BEGIN Stored data

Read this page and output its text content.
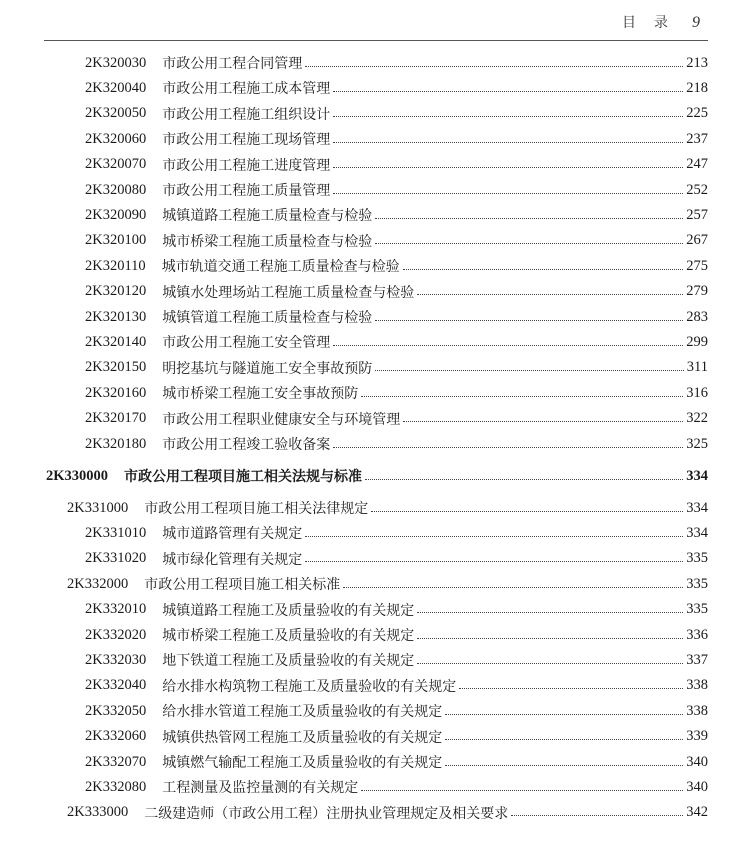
目　录 9
2K320030 市政公用工程合同管理	213
2K320040 市政公用工程施工成本管理	218
2K320050 市政公用工程施工组织设计	225
2K320060 市政公用工程施工现场管理	237
2K320070 市政公用工程施工进度管理	247
2K320080 市政公用工程施工质量管理	252
2K320090 城镇道路工程施工质量检查与检验	257
2K320100 城市桥梁工程施工质量检查与检验	267
2K320110 城市轨道交通工程施工质量检查与检验	275
2K320120 城镇水处理场站工程施工质量检查与检验	279
2K320130 城镇管道工程施工质量检查与检验	283
2K320140 市政公用工程施工安全管理	299
2K320150 明挖基坑与隧道施工安全事故预防	311
2K320160 城市桥梁工程施工安全事故预防	316
2K320170 市政公用工程职业健康安全与环境管理	322
2K320180 市政公用工程竣工验收备案	325
2K330000 市政公用工程项目施工相关法规与标准	334
2K331000 市政公用工程项目施工相关法律规定	334
2K331010 城市道路管理有关规定	334
2K331020 城市绿化管理有关规定	335
2K332000 市政公用工程项目施工相关标准	335
2K332010 城镇道路工程施工及质量验收的有关规定	335
2K332020 城市桥梁工程施工及质量验收的有关规定	336
2K332030 地下铁道工程施工及质量验收的有关规定	337
2K332040 给水排水构筑物工程施工及质量验收的有关规定	338
2K332050 给水排水管道工程施工及质量验收的有关规定	338
2K332060 城镇供热管网工程施工及质量验收的有关规定	339
2K332070 城镇燃气输配工程施工及质量验收的有关规定	340
2K332080 工程测量及监控量测的有关规定	340
2K333000 二级建造师（市政公用工程）注册执业管理规定及相关要求	342
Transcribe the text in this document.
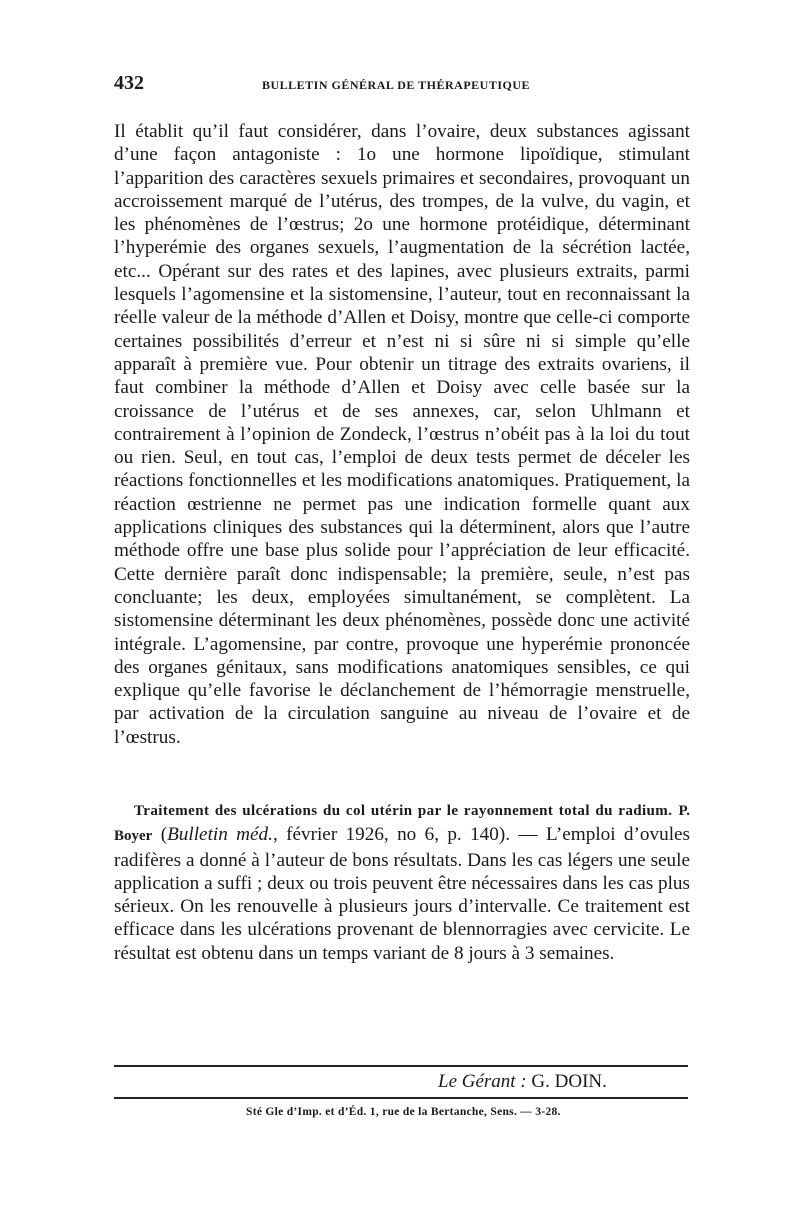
432	BULLETIN GÉNÉRAL DE THÉRAPEUTIQUE

Il établit qu’il faut considérer, dans l’ovaire, deux substances agissant d’une façon antagoniste : 1o une hormone lipoïdique, stimulant l’apparition des caractères sexuels primaires et secondaires, provoquant un accroissement marqué de l’utérus, des trompes, de la vulve, du vagin, et les phénomènes de l’œstrus; 2o une hormone protéidique, déterminant l’hyperémie des organes sexuels, l’augmentation de la sécrétion lactée, etc... Opérant sur des rates et des lapines, avec plusieurs extraits, parmi lesquels l’agomensine et la sistomensine, l’auteur, tout en reconnaissant la réelle valeur de la méthode d’Allen et Doisy, montre que celle-ci comporte certaines possibilités d’erreur et n’est ni si sûre ni si simple qu’elle apparaît à première vue. Pour obtenir un titrage des extraits ovariens, il faut combiner la méthode d’Allen et Doisy avec celle basée sur la croissance de l’utérus et de ses annexes, car, selon Uhlmann et contrairement à l’opinion de Zondeck, l’œstrus n’obéit pas à la loi du tout ou rien. Seul, en tout cas, l’emploi de deux tests permet de déceler les réactions fonctionnelles et les modifications anatomiques. Pratiquement, la réaction œstrienne ne permet pas une indication formelle quant aux applications cliniques des substances qui la déterminent, alors que l’autre méthode offre une base plus solide pour l’appréciation de leur efficacité. Cette dernière paraît donc indispensable; la première, seule, n’est pas concluante; les deux, employées simultanément, se complètent. La sistomensine déterminant les deux phénomènes, possède donc une activité intégrale. L’agomensine, par contre, provoque une hyperémie prononcée des organes génitaux, sans modifications anatomiques sensibles, ce qui explique qu’elle favorise le déclanchement de l’hémorragie menstruelle, par activation de la circulation sanguine au niveau de l’ovaire et de l’œstrus.

Traitement des ulcérations du col utérin par le rayonnement total du radium. P. Boyer (Bulletin méd., février 1926, no 6, p. 140). — L’emploi d’ovules radifères a donné à l’auteur de bons résultats. Dans les cas légers une seule application a suffi ; deux ou trois peuvent être nécessaires dans les cas plus sérieux. On les renouvelle à plusieurs jours d’intervalle. Ce traitement est efficace dans les ulcérations provenant de blennorragies avec cervicite. Le résultat est obtenu dans un temps variant de 8 jours à 3 semaines.

Le Gérant : G. DOIN.
Sté Gle d’Imp. et d’Éd. 1, rue de la Bertanche, Sens. — 3-28.
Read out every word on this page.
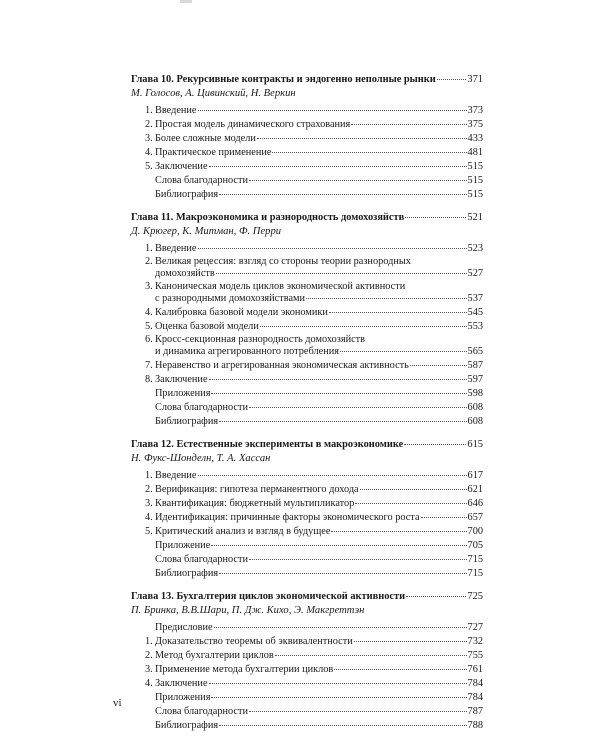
Глава 10. Рекурсивные контракты и эндогенно неполные рынки	371
М. Голосов, А. Цивинский, Н. Веркин
1. Введение	373
2. Простая модель динамического страхования	375
3. Более сложные модели	433
4. Практическое применение	481
5. Заключение	515
Слова благодарности	515
Библиография	515
Глава 11. Макроэкономика и разнородность домохозяйств	521
Д. Крюгер, К. Митман, Ф. Перри
1. Введение	523
2. Великая рецессия: взгляд со стороны теории разнородных
домохозяйств	527
3. Каноническая модель циклов экономической активности
с разнородными домохозяйствами	537
4. Калибровка базовой модели экономики	545
5. Оценка базовой модели	553
6. Кросс-секционная разнородность домохозяйств
и динамика агрегированного потребления	565
7. Неравенство и агрегированная экономическая активность	587
8. Заключение	597
Приложения	598
Слова благодарности	608
Библиография	608
Глава 12. Естественные эксперименты в макроэкономике	615
Н. Фукс-Шонделн, Т. А. Хассан
1. Введение	617
2. Верификация: гипотеза перманентного дохода	621
3. Квантификация: бюджетный мультипликатор	646
4. Идентификация: причинные факторы экономического роста	657
5. Критический анализ и взгляд в будущее	700
Приложение	705
Слова благодарности	715
Библиография	715
Глава 13. Бухгалтерия циклов экономической активности	725
П. Бринка, В.В.Шари, П. Дж. Кихо, Э. Макгреттэн
Предисловие	727
1. Доказательство теоремы об эквивалентности	732
2. Метод бухгалтерии циклов	755
3. Применение метода бухгалтерии циклов	761
4. Заключение	784
Приложения	784
Слова благодарности	787
Библиография	788
vi
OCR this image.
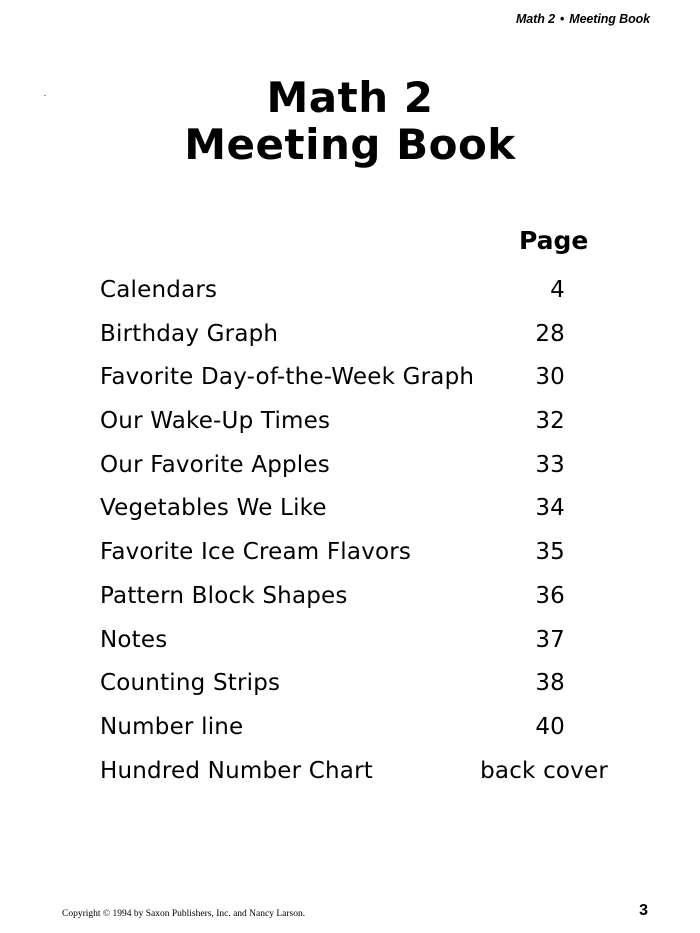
Math 2 • Meeting Book
Math 2
Meeting Book
Page
Calendars	4
Birthday Graph	28
Favorite Day-of-the-Week Graph	30
Our Wake-Up Times	32
Our Favorite Apples	33
Vegetables We Like	34
Favorite Ice Cream Flavors	35
Pattern Block Shapes	36
Notes	37
Counting Strips	38
Number line	40
Hundred Number Chart	back cover
Copyright © 1994 by Saxon Publishers, Inc. and Nancy Larson.	3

END Stored data

◆ Task
Above are records with pictures; repeat the records exactly and leave the pictures out.

◆ Response for this exercise
Read this page and output its text content.
目　录 9
2K320030 市政公用工程合同管理	213
2K320040 市政公用工程施工成本管理	218
2K320050 市政公用工程施工组织设计	225
2K320060 市政公用工程施工现场管理	237
2K320070 市政公用工程施工进度管理	247
2K320080 市政公用工程施工质量管理	252
2K320090 城镇道路工程施工质量检查与检验	257
2K320100 城市桥梁工程施工质量检查与检验	267
2K320110 城市轨道交通工程施工质量检查与检验	275
2K320120 城镇水处理场站工程施工质量检查与检验	279
2K320130 城镇管道工程施工质量检查与检验	283
2K320140 市政公用工程施工安全管理	299
2K320150 明挖基坑与隧道施工安全事故预防	311
2K320160 城市桥梁工程施工安全事故预防	316
2K320170 市政公用工程职业健康安全与环境管理	322
2K320180 市政公用工程竣工验收备案	325
2K330000 市政公用工程项目施工相关法规与标准	334
2K331000 市政公用工程项目施工相关法律规定	334
2K331010 城市道路管理有关规定	334
2K331020 城市绿化管理有关规定	335
2K332000 市政公用工程项目施工相关标准	335
2K332010 城镇道路工程施工及质量验收的有关规定	335
2K332020 城市桥梁工程施工及质量验收的有关规定	336
2K332030 地下铁道工程施工及质量验收的有关规定	337
2K332040 给水排水构筑物工程施工及质量验收的有关规定	338
2K332050 给水排水管道工程施工及质量验收的有关规定	338
2K332060 城镇供热管网工程施工及质量验收的有关规定	339
2K332070 城镇燃气输配工程施工及质量验收的有关规定	340
2K332080 工程测量及监控量测的有关规定	340
2K333000 二级建造师（市政公用工程）注册执业管理规定及相关要求	342
Transcribe the text in this document.
432	BULLETIN GÉNÉRAL DE THÉRAPEUTIQUE

Il établit qu’il faut considérer, dans l’ovaire, deux substances agissant d’une façon antagoniste : 1o une hormone lipoïdique, stimulant l’apparition des caractères sexuels primaires et secondaires, provoquant un accroissement marqué de l’utérus, des trompes, de la vulve, du vagin, et les phénomènes de l’œstrus; 2o une hormone protéidique, déterminant l’hyperémie des organes sexuels, l’augmentation de la sécrétion lactée, etc... Opérant sur des rates et des lapines, avec plusieurs extraits, parmi lesquels l’agomensine et la sistomensine, l’auteur, tout en reconnaissant la réelle valeur de la méthode d’Allen et Doisy, montre que celle-ci comporte certaines possibilités d’erreur et n’est ni si sûre ni si simple qu’elle apparaît à première vue. Pour obtenir un titrage des extraits ovariens, il faut combiner la méthode d’Allen et Doisy avec celle basée sur la croissance de l’utérus et de ses annexes, car, selon Uhlmann et contrairement à l’opinion de Zondeck, l’œstrus n’obéit pas à la loi du tout ou rien. Seul, en tout cas, l’emploi de deux tests permet de déceler les réactions fonctionnelles et les modifications anatomiques. Pratiquement, la réaction œstrienne ne permet pas une indication formelle quant aux applications cliniques des substances qui la déterminent, alors que l’autre méthode offre une base plus solide pour l’appréciation de leur efficacité. Cette dernière paraît donc indispensable; la première, seule, n’est pas concluante; les deux, employées simultanément, se complètent. La sistomensine déterminant les deux phénomènes, possède donc une activité intégrale. L’agomensine, par contre, provoque une hyperémie prononcée des organes génitaux, sans modifications anatomiques sensibles, ce qui explique qu’elle favorise le déclanchement de l’hémorragie menstruelle, par activation de la circulation sanguine au niveau de l’ovaire et de l’œstrus.

Traitement des ulcérations du col utérin par le rayonnement total du radium. P. Boyer (Bulletin méd., février 1926, no 6, p. 140). — L’emploi d’ovules radifères a donné à l’auteur de bons résultats. Dans les cas légers une seule application a suffi ; deux ou trois peuvent être nécessaires dans les cas plus sérieux. On les renouvelle à plusieurs jours d’intervalle. Ce traitement est efficace dans les ulcérations provenant de blennorragies avec cervicite. Le résultat est obtenu dans un temps variant de 8 jours à 3 semaines.

Le Gérant : G. DOIN.
Sté Gle d’Imp. et d’Éd. 1, rue de la Bertanche, Sens. — 3-28.
Read out every word on this page.
Глава 10. Рекурсивные контракты и эндогенно неполные рынки	371
М. Голосов, А. Цивинский, Н. Веркин
1. Введение	373
2. Простая модель динамического страхования	375
3. Более сложные модели	433
4. Практическое применение	481
5. Заключение	515
Слова благодарности	515
Библиография	515
Глава 11. Макроэкономика и разнородность домохозяйств	521
Д. Крюгер, К. Митман, Ф. Перри
1. Введение	523
2. Великая рецессия: взгляд со стороны теории разнородных
домохозяйств	527
3. Каноническая модель циклов экономической активности
с разнородными домохозяйствами	537
4. Калибровка базовой модели экономики	545
5. Оценка базовой модели	553
6. Кросс-секционная разнородность домохозяйств
и динамика агрегированного потребления	565
7. Неравенство и агрегированная экономическая активность	587
8. Заключение	597
Приложения	598
Слова благодарности	608
Библиография	608
Глава 12. Естественные эксперименты в макроэкономике	615
Н. Фукс-Шонделн, Т. А. Хассан
1. Введение	617
2. Верификация: гипотеза перманентного дохода	621
3. Квантификация: бюджетный мультипликатор	646
4. Идентификация: причинные факторы экономического роста	657
5. Критический анализ и взгляд в будущее	700
Приложение	705
Слова благодарности	715
Библиография	715
Глава 13. Бухгалтерия циклов экономической активности	725
П. Бринка, В.В.Шари, П. Дж. Кихо, Э. Макгреттэн
Предисловие	727
1. Доказательство теоремы об эквивалентности	732
2. Метод бухгалтерии циклов	755
3. Применение метода бухгалтерии циклов	761
4. Заключение	784
Приложения	784
Слова благодарности	787
Библиография	788
vi
OCR this image.
Math 2 • Meeting Book
Math 2
Meeting Book
Page
Calendars	4
Birthday Graph	28
Favorite Day-of-the-Week Graph	30
Our Wake-Up Times	32
Our Favorite Apples	33
Vegetables We Like	34
Favorite Ice Cream Flavors	35
Pattern Block Shapes	36
Notes	37
Counting Strips	38
Number line	40
Hundred Number Chart	back cover
Copyright © 1994 by Saxon Publishers, Inc. and Nancy Larson.	3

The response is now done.